Transcribe the listing below word for word, from its first line through the line that contains "Text: 6,: 6, — [320, 164, 328, 173]", including both of those lines.
***** DATASET RECORDS
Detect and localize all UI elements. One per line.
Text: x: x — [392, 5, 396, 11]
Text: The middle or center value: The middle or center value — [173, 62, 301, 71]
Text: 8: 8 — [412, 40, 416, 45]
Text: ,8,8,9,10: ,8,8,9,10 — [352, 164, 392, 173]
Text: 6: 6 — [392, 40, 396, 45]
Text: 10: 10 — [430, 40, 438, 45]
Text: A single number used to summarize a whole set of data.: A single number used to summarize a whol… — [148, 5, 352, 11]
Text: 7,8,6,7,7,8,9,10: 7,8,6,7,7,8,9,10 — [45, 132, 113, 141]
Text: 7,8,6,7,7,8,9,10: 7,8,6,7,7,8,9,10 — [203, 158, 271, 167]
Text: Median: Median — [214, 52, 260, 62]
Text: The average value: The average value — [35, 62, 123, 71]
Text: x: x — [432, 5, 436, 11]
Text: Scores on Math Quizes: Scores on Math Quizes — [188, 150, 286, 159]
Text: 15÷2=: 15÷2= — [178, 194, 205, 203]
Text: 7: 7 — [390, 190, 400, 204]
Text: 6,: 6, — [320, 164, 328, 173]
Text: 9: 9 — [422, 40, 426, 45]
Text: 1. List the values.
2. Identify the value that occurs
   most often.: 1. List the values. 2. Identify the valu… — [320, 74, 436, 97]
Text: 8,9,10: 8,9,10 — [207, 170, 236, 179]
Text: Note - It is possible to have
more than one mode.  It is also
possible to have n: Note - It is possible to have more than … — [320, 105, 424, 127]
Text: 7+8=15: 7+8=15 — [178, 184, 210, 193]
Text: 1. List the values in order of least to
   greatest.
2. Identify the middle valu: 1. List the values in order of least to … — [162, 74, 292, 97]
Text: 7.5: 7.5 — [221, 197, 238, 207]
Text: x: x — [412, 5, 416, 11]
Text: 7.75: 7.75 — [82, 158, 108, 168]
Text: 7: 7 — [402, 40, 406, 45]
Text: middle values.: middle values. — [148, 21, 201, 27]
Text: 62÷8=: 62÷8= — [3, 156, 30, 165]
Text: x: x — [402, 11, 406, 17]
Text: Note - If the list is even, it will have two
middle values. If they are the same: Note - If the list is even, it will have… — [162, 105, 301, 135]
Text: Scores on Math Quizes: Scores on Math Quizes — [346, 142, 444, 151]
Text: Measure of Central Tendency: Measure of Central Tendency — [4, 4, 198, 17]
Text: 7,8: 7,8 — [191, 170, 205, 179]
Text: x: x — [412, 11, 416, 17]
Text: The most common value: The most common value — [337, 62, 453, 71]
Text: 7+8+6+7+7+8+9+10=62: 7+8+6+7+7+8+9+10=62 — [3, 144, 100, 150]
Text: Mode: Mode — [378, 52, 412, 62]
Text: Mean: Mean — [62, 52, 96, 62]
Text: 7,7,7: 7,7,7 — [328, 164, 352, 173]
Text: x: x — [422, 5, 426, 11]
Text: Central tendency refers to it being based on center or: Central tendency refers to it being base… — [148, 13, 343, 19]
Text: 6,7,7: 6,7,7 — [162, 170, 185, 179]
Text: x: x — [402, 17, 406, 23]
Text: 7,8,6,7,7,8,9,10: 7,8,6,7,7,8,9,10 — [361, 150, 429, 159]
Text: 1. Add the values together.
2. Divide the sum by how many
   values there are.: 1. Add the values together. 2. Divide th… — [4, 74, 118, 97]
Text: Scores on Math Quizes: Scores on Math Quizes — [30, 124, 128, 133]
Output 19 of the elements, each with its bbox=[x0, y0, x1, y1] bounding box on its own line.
**********
SOLUTION TO THE EXERCISE
Detect and localize all UI elements. One per line.
Text: x: x — [392, 5, 396, 11]
Text: The middle or center value: The middle or center value — [173, 62, 301, 71]
Text: 8: 8 — [412, 40, 416, 45]
Text: ,8,8,9,10: ,8,8,9,10 — [352, 164, 392, 173]
Text: 6: 6 — [392, 40, 396, 45]
Text: 10: 10 — [430, 40, 438, 45]
Text: A single number used to summarize a whole set of data.: A single number used to summarize a whol… — [148, 5, 352, 11]
Text: 7,8,6,7,7,8,9,10: 7,8,6,7,7,8,9,10 — [45, 132, 113, 141]
Text: 7,8,6,7,7,8,9,10: 7,8,6,7,7,8,9,10 — [203, 158, 271, 167]
Text: Median: Median — [214, 52, 260, 62]
Text: The average value: The average value — [35, 62, 123, 71]
Text: x: x — [432, 5, 436, 11]
Text: Scores on Math Quizes: Scores on Math Quizes — [188, 150, 286, 159]
Text: 15÷2=: 15÷2= — [178, 194, 205, 203]
Text: 7: 7 — [390, 190, 400, 204]
Text: 6,: 6, — [320, 164, 328, 173]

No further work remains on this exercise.